Given instruction -
Pick out the lines containing "median".

═══

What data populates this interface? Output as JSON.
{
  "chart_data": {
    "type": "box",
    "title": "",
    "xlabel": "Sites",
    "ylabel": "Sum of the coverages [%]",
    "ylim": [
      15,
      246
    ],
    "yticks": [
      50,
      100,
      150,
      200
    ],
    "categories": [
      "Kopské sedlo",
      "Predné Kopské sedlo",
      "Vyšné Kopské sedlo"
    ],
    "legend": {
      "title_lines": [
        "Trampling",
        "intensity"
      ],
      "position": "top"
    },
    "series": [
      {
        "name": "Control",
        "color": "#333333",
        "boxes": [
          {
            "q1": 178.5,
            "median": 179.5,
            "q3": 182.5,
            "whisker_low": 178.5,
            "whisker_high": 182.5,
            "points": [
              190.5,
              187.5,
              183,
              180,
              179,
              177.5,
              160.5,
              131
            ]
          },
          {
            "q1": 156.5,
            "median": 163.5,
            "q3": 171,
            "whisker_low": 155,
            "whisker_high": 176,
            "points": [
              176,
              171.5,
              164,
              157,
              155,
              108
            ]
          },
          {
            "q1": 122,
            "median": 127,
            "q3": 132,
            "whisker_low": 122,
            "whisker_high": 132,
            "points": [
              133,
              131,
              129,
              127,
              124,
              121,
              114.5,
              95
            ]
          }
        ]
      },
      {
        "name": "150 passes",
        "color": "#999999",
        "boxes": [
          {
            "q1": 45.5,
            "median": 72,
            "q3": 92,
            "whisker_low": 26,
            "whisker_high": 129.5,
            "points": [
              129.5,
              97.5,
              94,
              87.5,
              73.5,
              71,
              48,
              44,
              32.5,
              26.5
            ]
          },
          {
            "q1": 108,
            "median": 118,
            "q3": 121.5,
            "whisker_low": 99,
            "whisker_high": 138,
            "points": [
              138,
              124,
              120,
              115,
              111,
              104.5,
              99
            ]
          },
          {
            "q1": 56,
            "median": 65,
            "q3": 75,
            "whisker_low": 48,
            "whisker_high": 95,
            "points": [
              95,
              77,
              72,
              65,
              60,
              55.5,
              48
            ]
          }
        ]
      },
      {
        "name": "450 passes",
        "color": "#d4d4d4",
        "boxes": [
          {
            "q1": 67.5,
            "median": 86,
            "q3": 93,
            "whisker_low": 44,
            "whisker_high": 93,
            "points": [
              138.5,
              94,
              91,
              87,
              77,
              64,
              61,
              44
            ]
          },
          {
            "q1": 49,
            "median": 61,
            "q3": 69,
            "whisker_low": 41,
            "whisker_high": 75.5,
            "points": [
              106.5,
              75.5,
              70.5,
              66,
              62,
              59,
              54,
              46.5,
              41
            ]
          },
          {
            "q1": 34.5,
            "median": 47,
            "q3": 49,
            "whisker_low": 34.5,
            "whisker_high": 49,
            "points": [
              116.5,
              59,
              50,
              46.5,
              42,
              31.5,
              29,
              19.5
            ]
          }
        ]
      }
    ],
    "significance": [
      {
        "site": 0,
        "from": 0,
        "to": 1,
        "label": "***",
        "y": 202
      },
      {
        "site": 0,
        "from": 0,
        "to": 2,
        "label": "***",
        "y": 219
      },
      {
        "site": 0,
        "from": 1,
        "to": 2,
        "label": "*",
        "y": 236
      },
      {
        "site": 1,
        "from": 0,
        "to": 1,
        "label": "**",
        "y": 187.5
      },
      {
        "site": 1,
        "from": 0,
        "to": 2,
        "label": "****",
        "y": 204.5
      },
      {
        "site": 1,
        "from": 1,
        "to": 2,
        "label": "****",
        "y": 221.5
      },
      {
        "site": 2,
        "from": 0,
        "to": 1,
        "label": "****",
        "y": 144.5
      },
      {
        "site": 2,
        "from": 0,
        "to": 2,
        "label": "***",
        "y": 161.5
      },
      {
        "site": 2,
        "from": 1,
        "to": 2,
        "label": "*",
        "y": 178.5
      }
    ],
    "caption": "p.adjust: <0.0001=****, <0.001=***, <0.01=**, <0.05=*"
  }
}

═══

Worked answer -
            "median": 179.5,
            "median": 163.5,
            "median": 127,
            "median": 72,
            "median": 118,
            "median": 65,
            "median": 86,
            "median": 61,
            "median": 47,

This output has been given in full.